EXERCISE: Repeat every line of the material, character for character.

* Begin RECORDS FOR THIS EXERCISE *

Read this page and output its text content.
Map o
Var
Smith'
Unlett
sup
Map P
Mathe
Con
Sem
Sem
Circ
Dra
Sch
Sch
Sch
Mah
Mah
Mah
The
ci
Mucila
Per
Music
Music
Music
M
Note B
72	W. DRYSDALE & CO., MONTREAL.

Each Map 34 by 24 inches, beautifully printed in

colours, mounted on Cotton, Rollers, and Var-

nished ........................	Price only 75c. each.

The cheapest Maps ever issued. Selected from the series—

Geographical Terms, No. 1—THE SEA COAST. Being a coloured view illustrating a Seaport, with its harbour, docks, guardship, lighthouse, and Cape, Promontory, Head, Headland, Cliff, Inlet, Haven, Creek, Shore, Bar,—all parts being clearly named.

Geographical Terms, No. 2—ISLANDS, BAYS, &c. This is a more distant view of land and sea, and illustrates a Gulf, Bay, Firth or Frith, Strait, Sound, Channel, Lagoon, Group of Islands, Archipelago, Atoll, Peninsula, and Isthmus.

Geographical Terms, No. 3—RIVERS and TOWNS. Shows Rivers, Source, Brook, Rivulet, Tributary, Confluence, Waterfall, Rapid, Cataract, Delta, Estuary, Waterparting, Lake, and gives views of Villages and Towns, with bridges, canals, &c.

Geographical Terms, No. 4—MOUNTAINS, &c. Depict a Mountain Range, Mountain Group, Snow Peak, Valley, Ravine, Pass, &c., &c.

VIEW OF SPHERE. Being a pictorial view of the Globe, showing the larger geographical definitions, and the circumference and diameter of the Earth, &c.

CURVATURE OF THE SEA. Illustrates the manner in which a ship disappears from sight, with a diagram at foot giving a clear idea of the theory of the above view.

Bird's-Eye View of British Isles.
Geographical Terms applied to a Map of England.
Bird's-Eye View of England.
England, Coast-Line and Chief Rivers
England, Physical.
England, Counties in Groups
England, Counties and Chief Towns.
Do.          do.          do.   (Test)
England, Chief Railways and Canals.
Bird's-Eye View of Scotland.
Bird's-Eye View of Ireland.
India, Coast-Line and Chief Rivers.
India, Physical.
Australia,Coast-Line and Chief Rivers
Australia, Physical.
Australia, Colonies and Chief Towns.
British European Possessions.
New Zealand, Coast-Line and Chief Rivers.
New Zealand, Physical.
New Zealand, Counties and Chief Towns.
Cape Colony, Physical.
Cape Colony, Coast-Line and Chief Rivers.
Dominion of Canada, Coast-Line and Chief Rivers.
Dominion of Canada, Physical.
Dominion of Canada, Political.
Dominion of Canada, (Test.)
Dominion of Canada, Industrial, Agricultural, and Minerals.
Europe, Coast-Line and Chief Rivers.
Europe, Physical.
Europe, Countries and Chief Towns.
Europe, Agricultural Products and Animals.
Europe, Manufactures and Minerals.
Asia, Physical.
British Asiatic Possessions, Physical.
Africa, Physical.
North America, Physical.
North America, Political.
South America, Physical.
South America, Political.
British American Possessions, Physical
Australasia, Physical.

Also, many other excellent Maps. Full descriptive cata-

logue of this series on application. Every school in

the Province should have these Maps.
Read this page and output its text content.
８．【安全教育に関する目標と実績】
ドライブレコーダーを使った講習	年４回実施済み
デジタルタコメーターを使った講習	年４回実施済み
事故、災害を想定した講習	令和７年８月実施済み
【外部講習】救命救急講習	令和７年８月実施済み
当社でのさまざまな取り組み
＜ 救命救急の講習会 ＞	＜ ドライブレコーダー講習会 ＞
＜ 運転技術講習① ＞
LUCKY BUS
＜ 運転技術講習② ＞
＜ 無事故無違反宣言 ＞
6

* End RECORDS FOR THIS EXERCISE *

EXERCISE SOLUTION:
Read this page and output its text content.
Map o
Var
Smith'
Unlett
sup
Map P
Mathe
Con
Sem
Sem
Circ
Dra
Sch
Sch
Sch
Mah
Mah
Mah
The
ci
Mucila
Per
Music
Music
Music
M
Note B
72	W. DRYSDALE & CO., MONTREAL.

Each Map 34 by 24 inches, beautifully printed in

colours, mounted on Cotton, Rollers, and Var-

nished ........................	Price only 75c. each.

The cheapest Maps ever issued. Selected from the series—

Geographical Terms, No. 1—THE SEA COAST. Being a coloured view illustrating a Seaport, with its harbour, docks, guardship, lighthouse, and Cape, Promontory, Head, Headland, Cliff, Inlet, Haven, Creek, Shore, Bar,—all parts being clearly named.

Geographical Terms, No. 2—ISLANDS, BAYS, &c. This is a more distant view of land and sea, and illustrates a Gulf, Bay, Firth or Frith, Strait, Sound, Channel, Lagoon, Group of Islands, Archipelago, Atoll, Peninsula, and Isthmus.

Geographical Terms, No. 3—RIVERS and TOWNS. Shows Rivers, Source, Brook, Rivulet, Tributary, Confluence, Waterfall, Rapid, Cataract, Delta, Estuary, Waterparting, Lake, and gives views of Villages and Towns, with bridges, canals, &c.

Geographical Terms, No. 4—MOUNTAINS, &c. Depict a Mountain Range, Mountain Group, Snow Peak, Valley, Ravine, Pass, &c., &c.

VIEW OF SPHERE. Being a pictorial view of the Globe, showing the larger geographical definitions, and the circumference and diameter of the Earth, &c.

CURVATURE OF THE SEA. Illustrates the manner in which a ship disappears from sight, with a diagram at foot giving a clear idea of the theory of the above view.

Bird's-Eye View of British Isles.
Geographical Terms applied to a Map of England.
Bird's-Eye View of England.
England, Coast-Line and Chief Rivers
England, Physical.
England, Counties in Groups
England, Counties and Chief Towns.
Do.          do.          do.   (Test)
England, Chief Railways and Canals.
Bird's-Eye View of Scotland.
Bird's-Eye View of Ireland.
India, Coast-Line and Chief Rivers.
India, Physical.
Australia,Coast-Line and Chief Rivers
Australia, Physical.
Australia, Colonies and Chief Towns.
British European Possessions.
New Zealand, Coast-Line and Chief Rivers.
New Zealand, Physical.
New Zealand, Counties and Chief Towns.
Cape Colony, Physical.
Cape Colony, Coast-Line and Chief Rivers.
Dominion of Canada, Coast-Line and Chief Rivers.
Dominion of Canada, Physical.
Dominion of Canada, Political.
Dominion of Canada, (Test.)
Dominion of Canada, Industrial, Agricultural, and Minerals.
Europe, Coast-Line and Chief Rivers.
Europe, Physical.
Europe, Countries and Chief Towns.
Europe, Agricultural Products and Animals.
Europe, Manufactures and Minerals.
Asia, Physical.
British Asiatic Possessions, Physical.
Africa, Physical.
North America, Physical.
North America, Political.
South America, Physical.
South America, Political.
British American Possessions, Physical
Australasia, Physical.

Also, many other excellent Maps. Full descriptive cata-

logue of this series on application. Every school in

the Province should have these Maps.
Read this page and output its text content.
８．【安全教育に関する目標と実績】
ドライブレコーダーを使った講習	年４回実施済み
デジタルタコメーターを使った講習	年４回実施済み
事故、災害を想定した講習	令和７年８月実施済み
【外部講習】救命救急講習	令和７年８月実施済み
当社でのさまざまな取り組み
＜ 救命救急の講習会 ＞	＜ ドライブレコーダー講習会 ＞
＜ 運転技術講習① ＞
LUCKY BUS
＜ 運転技術講習② ＞
＜ 無事故無違反宣言 ＞
6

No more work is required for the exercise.